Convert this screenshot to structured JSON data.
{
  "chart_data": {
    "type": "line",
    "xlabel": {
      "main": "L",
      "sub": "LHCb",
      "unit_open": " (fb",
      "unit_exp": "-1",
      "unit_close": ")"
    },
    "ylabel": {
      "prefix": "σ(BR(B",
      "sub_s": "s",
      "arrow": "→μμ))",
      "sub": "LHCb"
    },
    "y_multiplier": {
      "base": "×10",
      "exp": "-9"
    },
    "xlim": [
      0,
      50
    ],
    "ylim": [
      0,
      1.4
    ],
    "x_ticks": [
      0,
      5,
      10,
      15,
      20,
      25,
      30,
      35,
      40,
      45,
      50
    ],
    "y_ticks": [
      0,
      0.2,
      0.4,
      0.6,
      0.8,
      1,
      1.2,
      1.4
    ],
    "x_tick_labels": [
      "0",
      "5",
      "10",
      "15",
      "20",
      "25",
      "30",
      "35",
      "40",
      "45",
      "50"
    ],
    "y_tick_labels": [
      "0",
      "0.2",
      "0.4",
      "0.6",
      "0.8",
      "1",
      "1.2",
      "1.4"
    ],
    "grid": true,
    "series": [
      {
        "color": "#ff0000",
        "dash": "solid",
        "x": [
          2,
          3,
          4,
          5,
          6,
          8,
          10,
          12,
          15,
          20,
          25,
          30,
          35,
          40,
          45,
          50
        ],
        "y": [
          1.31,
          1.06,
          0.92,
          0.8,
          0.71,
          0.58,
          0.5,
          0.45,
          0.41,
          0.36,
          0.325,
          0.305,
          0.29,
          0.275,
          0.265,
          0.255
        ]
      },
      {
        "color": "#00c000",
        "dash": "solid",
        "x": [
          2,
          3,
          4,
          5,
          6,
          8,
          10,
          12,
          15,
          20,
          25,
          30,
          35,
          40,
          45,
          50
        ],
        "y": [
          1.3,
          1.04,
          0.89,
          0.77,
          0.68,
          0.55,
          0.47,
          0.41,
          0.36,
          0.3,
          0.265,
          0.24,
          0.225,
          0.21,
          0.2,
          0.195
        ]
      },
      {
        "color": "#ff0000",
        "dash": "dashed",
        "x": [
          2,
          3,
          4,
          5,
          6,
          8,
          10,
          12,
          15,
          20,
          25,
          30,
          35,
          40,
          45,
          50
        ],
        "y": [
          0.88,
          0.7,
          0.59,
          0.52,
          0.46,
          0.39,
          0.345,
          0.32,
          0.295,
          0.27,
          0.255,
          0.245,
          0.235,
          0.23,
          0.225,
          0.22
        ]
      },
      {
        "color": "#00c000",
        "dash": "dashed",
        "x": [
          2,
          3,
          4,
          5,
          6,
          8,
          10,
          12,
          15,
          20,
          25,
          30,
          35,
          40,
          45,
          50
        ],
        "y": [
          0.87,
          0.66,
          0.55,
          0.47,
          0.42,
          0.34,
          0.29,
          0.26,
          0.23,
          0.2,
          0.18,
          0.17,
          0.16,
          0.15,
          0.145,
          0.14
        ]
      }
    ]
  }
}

□ □ □ □ □

▶ _Directions_
Restate the data above exactly, keeping each word as it stands.

▶ _Exercise answer_
Convert this screenshot to structured JSON data.
{
  "chart_data": {
    "type": "line",
    "xlabel": {
      "main": "L",
      "sub": "LHCb",
      "unit_open": " (fb",
      "unit_exp": "-1",
      "unit_close": ")"
    },
    "ylabel": {
      "prefix": "σ(BR(B",
      "sub_s": "s",
      "arrow": "→μμ))",
      "sub": "LHCb"
    },
    "y_multiplier": {
      "base": "×10",
      "exp": "-9"
    },
    "xlim": [
      0,
      50
    ],
    "ylim": [
      0,
      1.4
    ],
    "x_ticks": [
      0,
      5,
      10,
      15,
      20,
      25,
      30,
      35,
      40,
      45,
      50
    ],
    "y_ticks": [
      0,
      0.2,
      0.4,
      0.6,
      0.8,
      1,
      1.2,
      1.4
    ],
    "x_tick_labels": [
      "0",
      "5",
      "10",
      "15",
      "20",
      "25",
      "30",
      "35",
      "40",
      "45",
      "50"
    ],
    "y_tick_labels": [
      "0",
      "0.2",
      "0.4",
      "0.6",
      "0.8",
      "1",
      "1.2",
      "1.4"
    ],
    "grid": true,
    "series": [
      {
        "color": "#ff0000",
        "dash": "solid",
        "x": [
          2,
          3,
          4,
          5,
          6,
          8,
          10,
          12,
          15,
          20,
          25,
          30,
          35,
          40,
          45,
          50
        ],
        "y": [
          1.31,
          1.06,
          0.92,
          0.8,
          0.71,
          0.58,
          0.5,
          0.45,
          0.41,
          0.36,
          0.325,
          0.305,
          0.29,
          0.275,
          0.265,
          0.255
        ]
      },
      {
        "color": "#00c000",
        "dash": "solid",
        "x": [
          2,
          3,
          4,
          5,
          6,
          8,
          10,
          12,
          15,
          20,
          25,
          30,
          35,
          40,
          45,
          50
        ],
        "y": [
          1.3,
          1.04,
          0.89,
          0.77,
          0.68,
          0.55,
          0.47,
          0.41,
          0.36,
          0.3,
          0.265,
          0.24,
          0.225,
          0.21,
          0.2,
          0.195
        ]
      },
      {
        "color": "#ff0000",
        "dash": "dashed",
        "x": [
          2,
          3,
          4,
          5,
          6,
          8,
          10,
          12,
          15,
          20,
          25,
          30,
          35,
          40,
          45,
          50
        ],
        "y": [
          0.88,
          0.7,
          0.59,
          0.52,
          0.46,
          0.39,
          0.345,
          0.32,
          0.295,
          0.27,
          0.255,
          0.245,
          0.235,
          0.23,
          0.225,
          0.22
        ]
      },
      {
        "color": "#00c000",
        "dash": "dashed",
        "x": [
          2,
          3,
          4,
          5,
          6,
          8,
          10,
          12,
          15,
          20,
          25,
          30,
          35,
          40,
          45,
          50
        ],
        "y": [
          0.87,
          0.66,
          0.55,
          0.47,
          0.42,
          0.34,
          0.29,
          0.26,
          0.23,
          0.2,
          0.18,
          0.17,
          0.16,
          0.15,
          0.145,
          0.14
        ]
      }
    ]
  }
}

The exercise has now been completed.